##### GIVEN RECORDS #####

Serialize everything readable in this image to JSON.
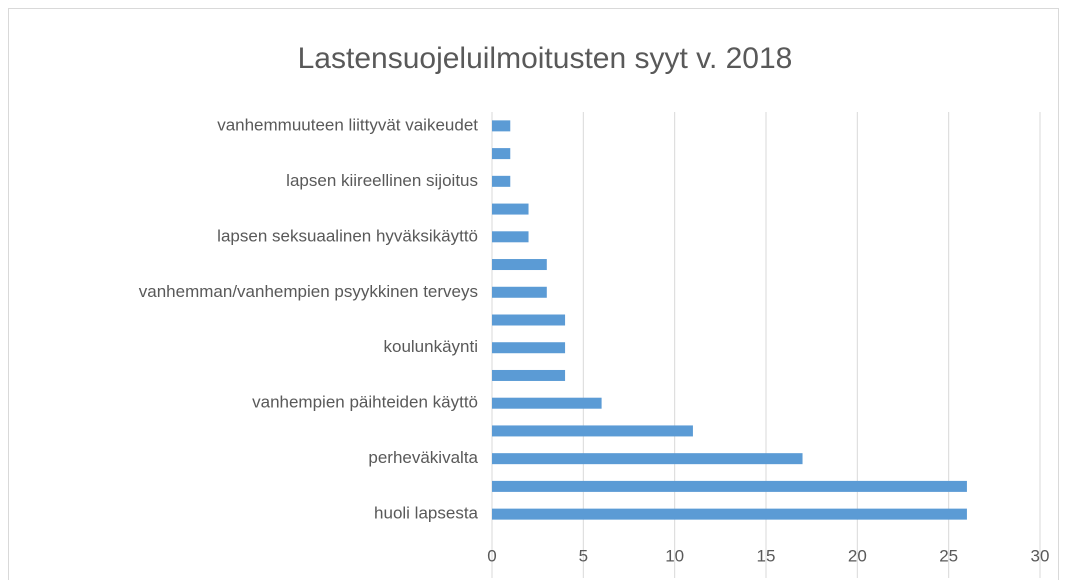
{
  "chart_data": {
    "type": "barh",
    "title": "Lastensuojeluilmoitusten syyt v. 2018",
    "categories": [
      "huoli lapsesta",
      null,
      "perheväkivalta",
      null,
      "vanhempien päihteiden käyttö",
      null,
      "koulunkäynti",
      null,
      "vanhemman/vanhempien psyykkinen terveys",
      null,
      "lapsen seksuaalinen hyväksikäyttö",
      null,
      "lapsen kiireellinen sijoitus",
      null,
      "vanhemmuuteen liittyvät vaikeudet"
    ],
    "values": [
      26,
      26,
      17,
      11,
      6,
      4,
      4,
      4,
      3,
      3,
      2,
      2,
      1,
      1,
      1
    ],
    "color": "#5b9bd5",
    "xlim": [
      0,
      30
    ],
    "xticks": [
      0,
      5,
      10,
      15,
      20,
      25,
      30
    ],
    "grid": true
  }
}
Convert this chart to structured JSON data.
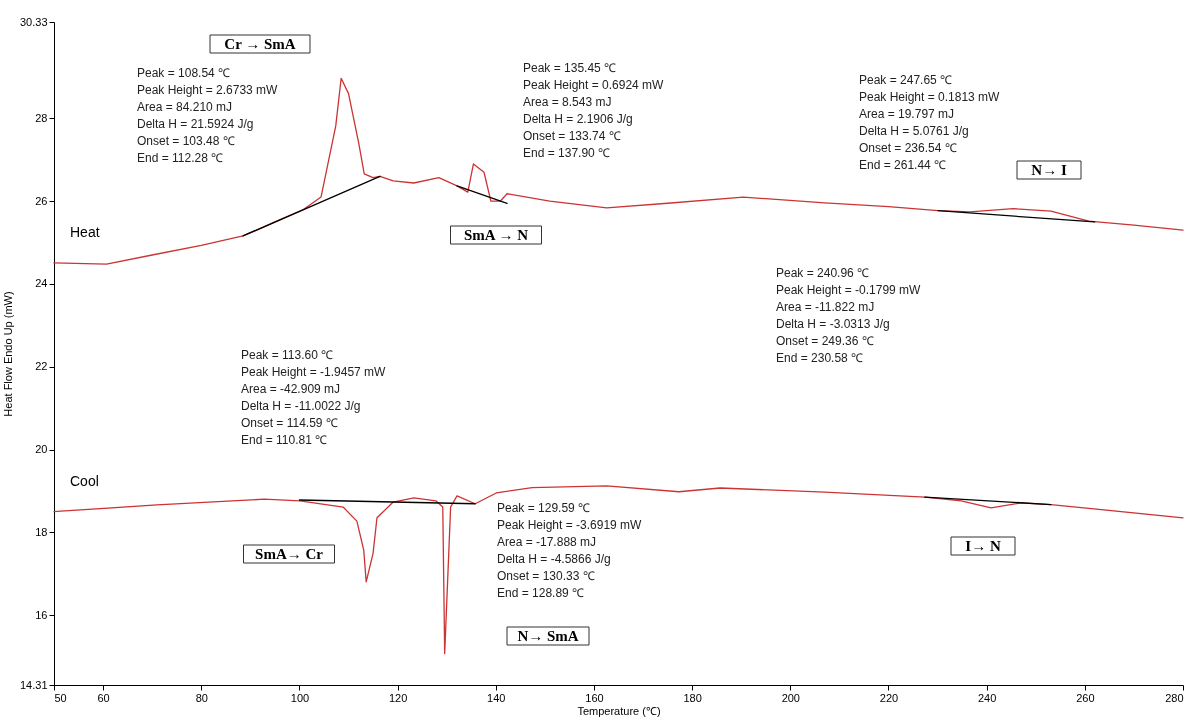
{
  "chart_data": {
    "type": "line",
    "xlabel": "Temperature (℃)",
    "ylabel": "Heat Flow Endo Up (mW)",
    "xlim": [
      50,
      280
    ],
    "xticks": [
      50,
      60,
      80,
      100,
      120,
      140,
      160,
      180,
      200,
      220,
      240,
      260,
      280
    ],
    "ylim": [
      14.31,
      30.33
    ],
    "yticks": [
      14.31,
      16,
      18,
      20,
      22,
      24,
      26,
      28,
      30.33
    ],
    "grid": false,
    "series": [
      {
        "name": "Heat",
        "color": "#cc3333",
        "x": [
          50,
          60.7,
          70,
          80,
          88.5,
          95,
          100.8,
          104.4,
          107.4,
          108.5,
          110,
          112.1,
          113.2,
          115,
          116.4,
          119.1,
          123.3,
          128.4,
          132.1,
          134.3,
          135.45,
          137.6,
          139,
          140.9,
          142.3,
          151,
          162.6,
          175,
          190.4,
          207,
          220,
          230.1,
          236.6,
          245.4,
          253.1,
          260.8,
          270,
          280
        ],
        "values": [
          24.51,
          24.48,
          24.7,
          24.93,
          25.16,
          25.5,
          25.8,
          26.1,
          27.82,
          28.97,
          28.6,
          27.39,
          26.66,
          26.57,
          26.6,
          26.49,
          26.44,
          26.57,
          26.37,
          26.22,
          26.9,
          26.7,
          26.0,
          26.0,
          26.18,
          26.0,
          25.84,
          25.95,
          26.1,
          25.96,
          25.87,
          25.77,
          25.74,
          25.82,
          25.76,
          25.52,
          25.42,
          25.3
        ]
      },
      {
        "name": "Cool",
        "color": "#cc3333",
        "x": [
          50,
          51.4,
          71,
          92.8,
          100.1,
          108.9,
          111.7,
          113.1,
          113.6,
          115,
          115.8,
          119.1,
          123.3,
          127.8,
          129.2,
          129.59,
          130.8,
          132.1,
          135.8,
          140.1,
          147.4,
          162.6,
          177.3,
          185.7,
          207,
          227.4,
          234.8,
          240.9,
          247,
          253.1,
          280
        ],
        "values": [
          18.5,
          18.51,
          18.66,
          18.8,
          18.76,
          18.61,
          18.27,
          17.57,
          16.8,
          17.49,
          18.35,
          18.73,
          18.83,
          18.76,
          18.61,
          15.07,
          18.61,
          18.88,
          18.69,
          18.95,
          19.08,
          19.12,
          18.98,
          19.07,
          18.97,
          18.85,
          18.76,
          18.59,
          18.71,
          18.67,
          18.35
        ]
      },
      {
        "type": "line",
        "color": "#000000",
        "x": [
          88.5,
          116.4
        ],
        "values": [
          25.16,
          26.6
        ]
      },
      {
        "type": "line",
        "color": "#000000",
        "x": [
          132.1,
          142.3
        ],
        "values": [
          26.37,
          25.95
        ]
      },
      {
        "type": "line",
        "color": "#000000",
        "x": [
          230.1,
          262
        ],
        "values": [
          25.77,
          25.5
        ]
      },
      {
        "type": "line",
        "color": "#000000",
        "x": [
          100,
          135.8
        ],
        "values": [
          18.78,
          18.69
        ]
      },
      {
        "type": "line",
        "color": "#000000",
        "x": [
          227.4,
          253.1
        ],
        "values": [
          18.85,
          18.67
        ]
      }
    ],
    "annotations": [
      "Cr → SmA",
      "SmA → N",
      "N→ I",
      "SmA→ Cr",
      "N→ SmA",
      "I→ N",
      "Peak = 108.54 ℃\nPeak Height = 2.6733 mW\nArea = 84.210 mJ\nDelta H = 21.5924 J/g\nOnset = 103.48 ℃\nEnd = 112.28 ℃",
      "Peak = 135.45 ℃\nPeak Height = 0.6924 mW\nArea = 8.543 mJ\nDelta H = 2.1906 J/g\nOnset = 133.74 ℃\nEnd = 137.90 ℃",
      "Peak = 247.65 ℃\nPeak Height = 0.1813 mW\nArea = 19.797 mJ\nDelta H = 5.0761 J/g\nOnset = 236.54 ℃\nEnd = 261.44 ℃",
      "Peak = 113.60 ℃\nPeak Height = -1.9457 mW\nArea = -42.909 mJ\nDelta H = -11.0022 J/g\nOnset = 114.59 ℃\nEnd = 110.81 ℃",
      "Peak = 129.59 ℃\nPeak Height = -3.6919 mW\nArea = -17.888 mJ\nDelta H = -4.5866 J/g\nOnset = 130.33 ℃\nEnd = 128.89 ℃",
      "Peak = 240.96 ℃\nPeak Height = -0.1799 mW\nArea = -11.822 mJ\nDelta H = -3.0313 J/g\nOnset = 249.36 ℃\nEnd = 230.58 ℃"
    ]
  }
}
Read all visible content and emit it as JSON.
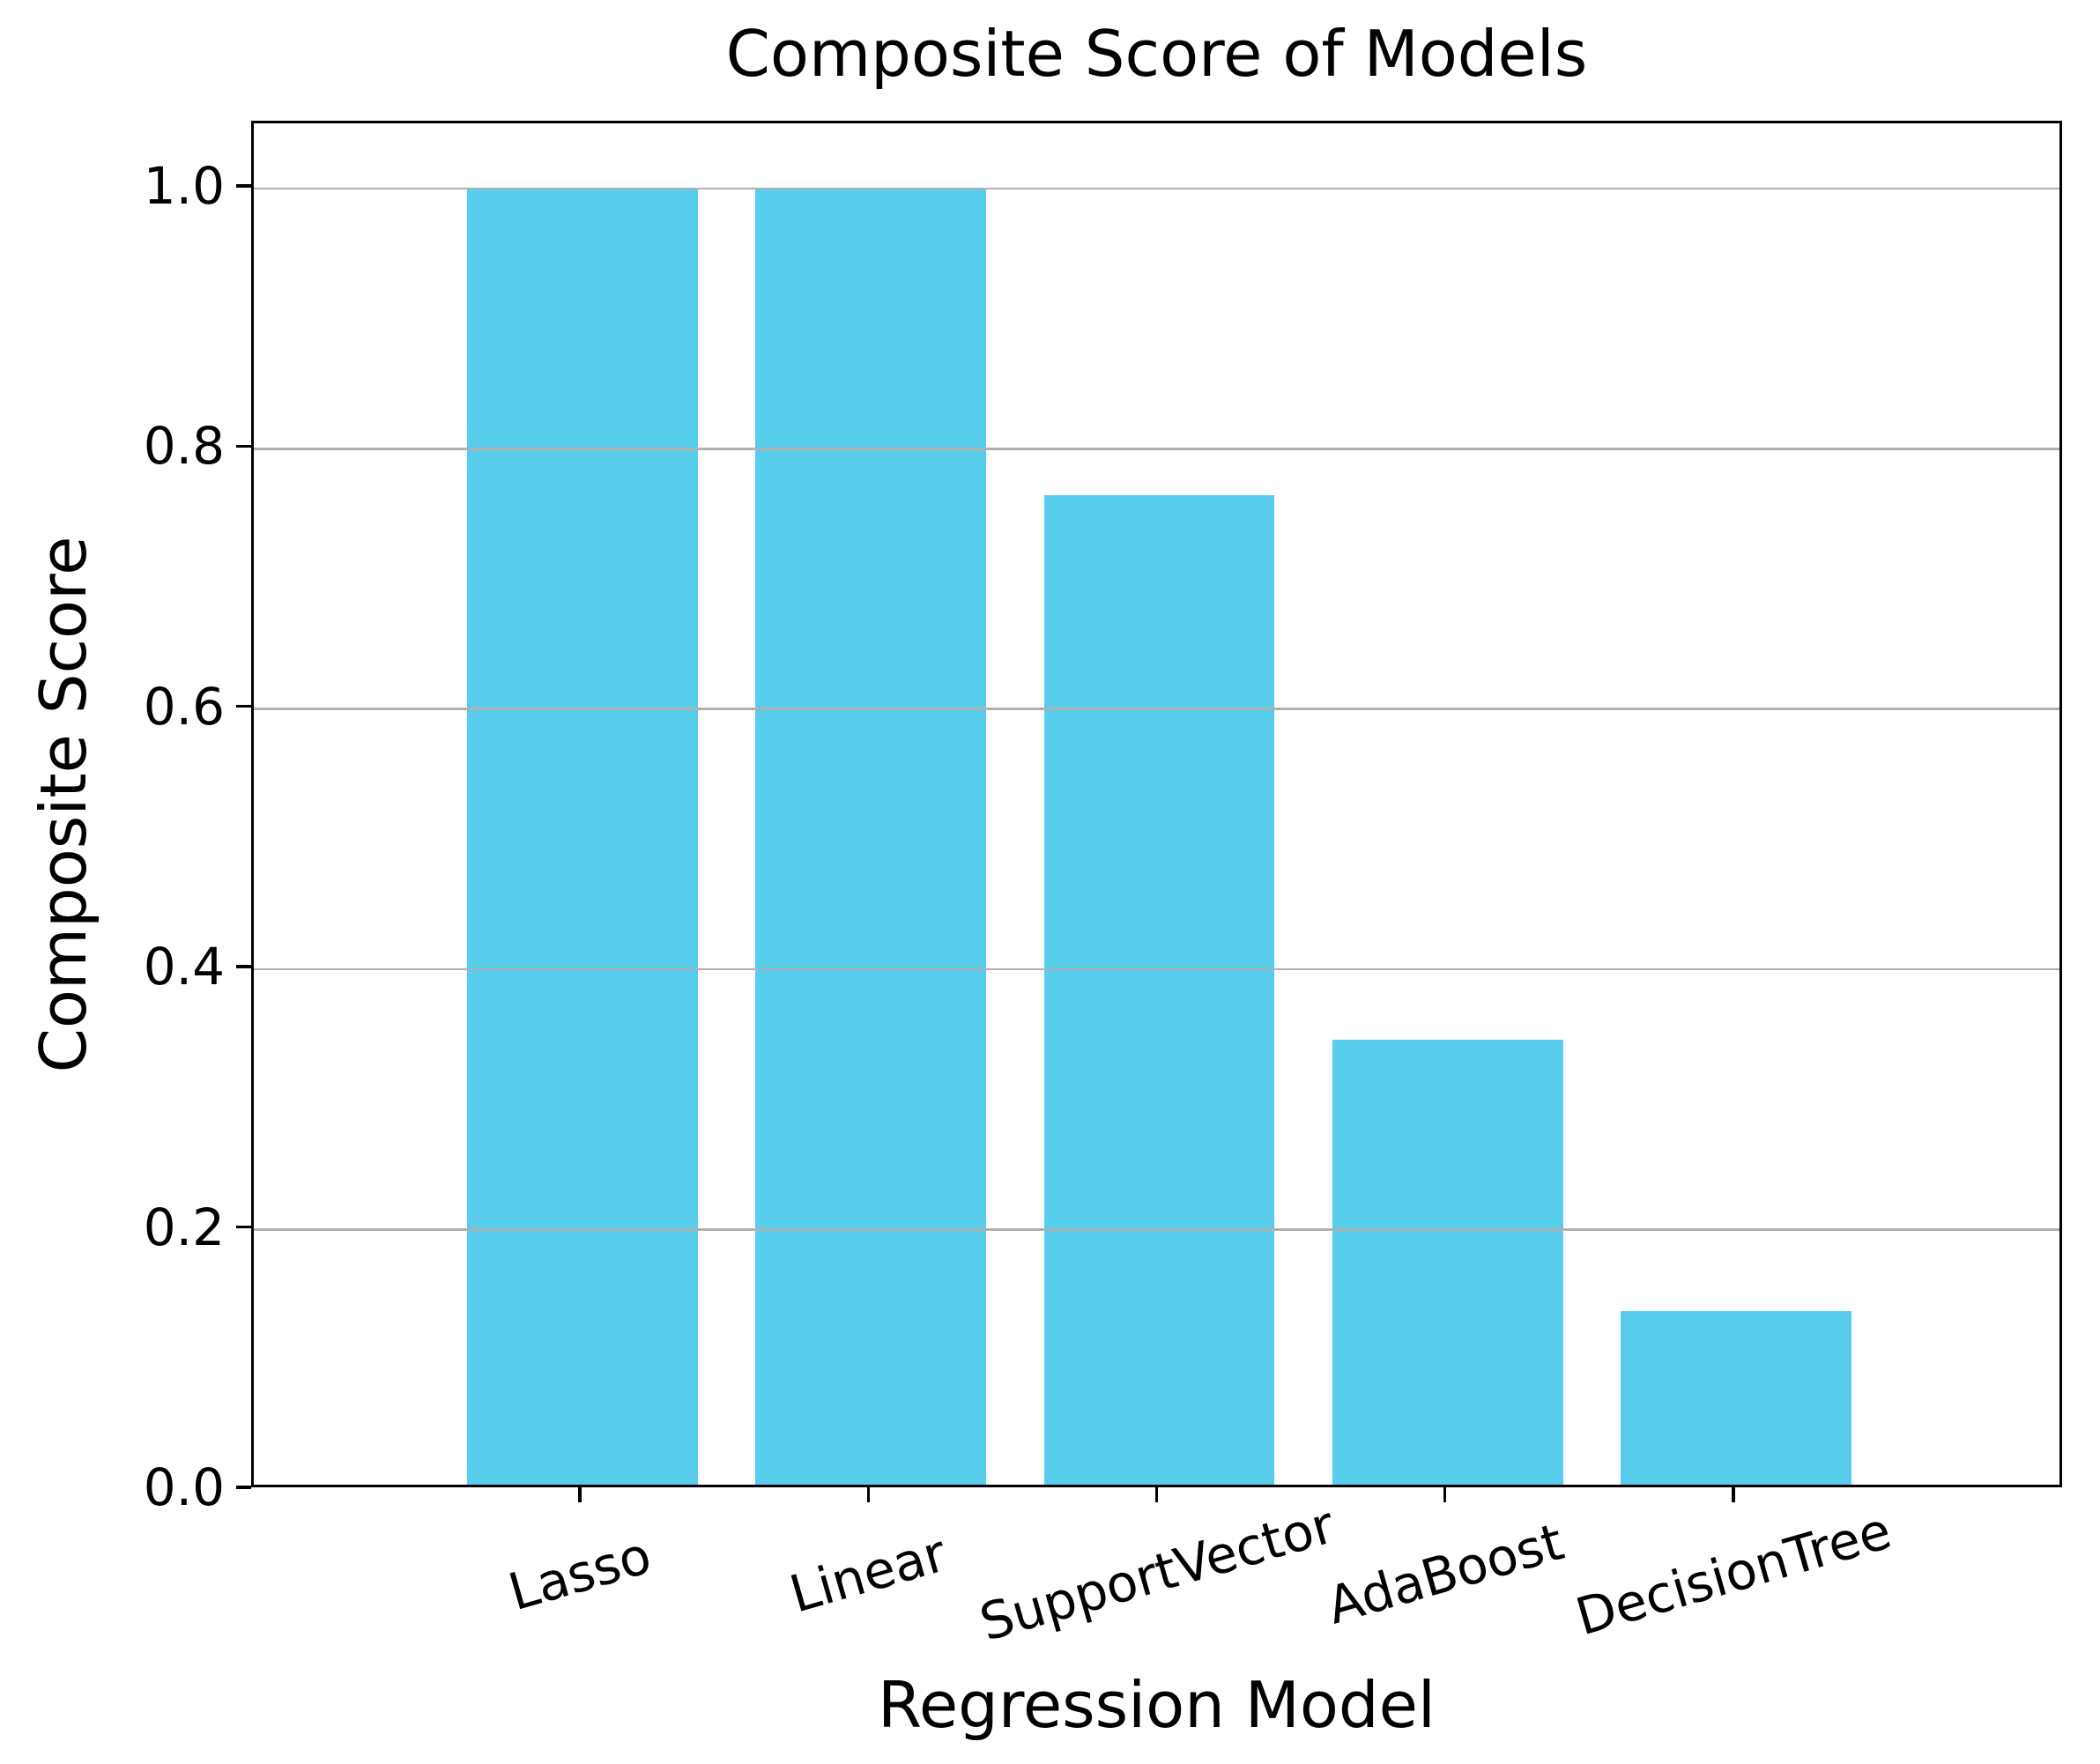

#####

• [WHAT THE EXERCISE ASKS] Quote each line of the listing exactly, but leave the pictures out.

• [ANSWER IN FULL]
Serialize everything readable in this image to JSON.
{
  "chart_data": {
    "type": "barh",
    "title": "Lastensuojeluilmoitusten syyt v. 2018",
    "categories": [
      "huoli lapsesta",
      null,
      "perheväkivalta",
      null,
      "vanhempien päihteiden käyttö",
      null,
      "koulunkäynti",
      null,
      "vanhemman/vanhempien psyykkinen terveys",
      null,
      "lapsen seksuaalinen hyväksikäyttö",
      null,
      "lapsen kiireellinen sijoitus",
      null,
      "vanhemmuuteen liittyvät vaikeudet"
    ],
    "values": [
      26,
      26,
      17,
      11,
      6,
      4,
      4,
      4,
      3,
      3,
      2,
      2,
      1,
      1,
      1
    ],
    "color": "#5b9bd5",
    "xlim": [
      0,
      30
    ],
    "xticks": [
      0,
      5,
      10,
      15,
      20,
      25,
      30
    ],
    "grid": true
  }
}
Convert this chart to structured JSON data.
{
  "chart_data": {
    "type": "line",
    "xlabel": "Temperature (℃)",
    "ylabel": "Heat Flow Endo Up (mW)",
    "xlim": [
      50,
      280
    ],
    "xticks": [
      50,
      60,
      80,
      100,
      120,
      140,
      160,
      180,
      200,
      220,
      240,
      260,
      280
    ],
    "ylim": [
      14.31,
      30.33
    ],
    "yticks": [
      14.31,
      16,
      18,
      20,
      22,
      24,
      26,
      28,
      30.33
    ],
    "grid": false,
    "series": [
      {
        "name": "Heat",
        "color": "#cc3333",
        "x": [
          50,
          60.7,
          70,
          80,
          88.5,
          95,
          100.8,
          104.4,
          107.4,
          108.5,
          110,
          112.1,
          113.2,
          115,
          116.4,
          119.1,
          123.3,
          128.4,
          132.1,
          134.3,
          135.45,
          137.6,
          139,
          140.9,
          142.3,
          151,
          162.6,
          175,
          190.4,
          207,
          220,
          230.1,
          236.6,
          245.4,
          253.1,
          260.8,
          270,
          280
        ],
        "values": [
          24.51,
          24.48,
          24.7,
          24.93,
          25.16,
          25.5,
          25.8,
          26.1,
          27.82,
          28.97,
          28.6,
          27.39,
          26.66,
          26.57,
          26.6,
          26.49,
          26.44,
          26.57,
          26.37,
          26.22,
          26.9,
          26.7,
          26.0,
          26.0,
          26.18,
          26.0,
          25.84,
          25.95,
          26.1,
          25.96,
          25.87,
          25.77,
          25.74,
          25.82,
          25.76,
          25.52,
          25.42,
          25.3
        ]
      },
      {
        "name": "Cool",
        "color": "#cc3333",
        "x": [
          50,
          51.4,
          71,
          92.8,
          100.1,
          108.9,
          111.7,
          113.1,
          113.6,
          115,
          115.8,
          119.1,
          123.3,
          127.8,
          129.2,
          129.59,
          130.8,
          132.1,
          135.8,
          140.1,
          147.4,
          162.6,
          177.3,
          185.7,
          207,
          227.4,
          234.8,
          240.9,
          247,
          253.1,
          280
        ],
        "values": [
          18.5,
          18.51,
          18.66,
          18.8,
          18.76,
          18.61,
          18.27,
          17.57,
          16.8,
          17.49,
          18.35,
          18.73,
          18.83,
          18.76,
          18.61,
          15.07,
          18.61,
          18.88,
          18.69,
          18.95,
          19.08,
          19.12,
          18.98,
          19.07,
          18.97,
          18.85,
          18.76,
          18.59,
          18.71,
          18.67,
          18.35
        ]
      },
      {
        "type": "line",
        "color": "#000000",
        "x": [
          88.5,
          116.4
        ],
        "values": [
          25.16,
          26.6
        ]
      },
      {
        "type": "line",
        "color": "#000000",
        "x": [
          132.1,
          142.3
        ],
        "values": [
          26.37,
          25.95
        ]
      },
      {
        "type": "line",
        "color": "#000000",
        "x": [
          230.1,
          262
        ],
        "values": [
          25.77,
          25.5
        ]
      },
      {
        "type": "line",
        "color": "#000000",
        "x": [
          100,
          135.8
        ],
        "values": [
          18.78,
          18.69
        ]
      },
      {
        "type": "line",
        "color": "#000000",
        "x": [
          227.4,
          253.1
        ],
        "values": [
          18.85,
          18.67
        ]
      }
    ],
    "annotations": [
      "Cr → SmA",
      "SmA → N",
      "N→ I",
      "SmA→ Cr",
      "N→ SmA",
      "I→ N",
      "Peak = 108.54 ℃\nPeak Height = 2.6733 mW\nArea = 84.210 mJ\nDelta H = 21.5924 J/g\nOnset = 103.48 ℃\nEnd = 112.28 ℃",
      "Peak = 135.45 ℃\nPeak Height = 0.6924 mW\nArea = 8.543 mJ\nDelta H = 2.1906 J/g\nOnset = 133.74 ℃\nEnd = 137.90 ℃",
      "Peak = 247.65 ℃\nPeak Height = 0.1813 mW\nArea = 19.797 mJ\nDelta H = 5.0761 J/g\nOnset = 236.54 ℃\nEnd = 261.44 ℃",
      "Peak = 113.60 ℃\nPeak Height = -1.9457 mW\nArea = -42.909 mJ\nDelta H = -11.0022 J/g\nOnset = 114.59 ℃\nEnd = 110.81 ℃",
      "Peak = 129.59 ℃\nPeak Height = -3.6919 mW\nArea = -17.888 mJ\nDelta H = -4.5866 J/g\nOnset = 130.33 ℃\nEnd = 128.89 ℃",
      "Peak = 240.96 ℃\nPeak Height = -0.1799 mW\nArea = -11.822 mJ\nDelta H = -3.0313 J/g\nOnset = 249.36 ℃\nEnd = 230.58 ℃"
    ]
  }
}
Read all visible content and emit it as JSON.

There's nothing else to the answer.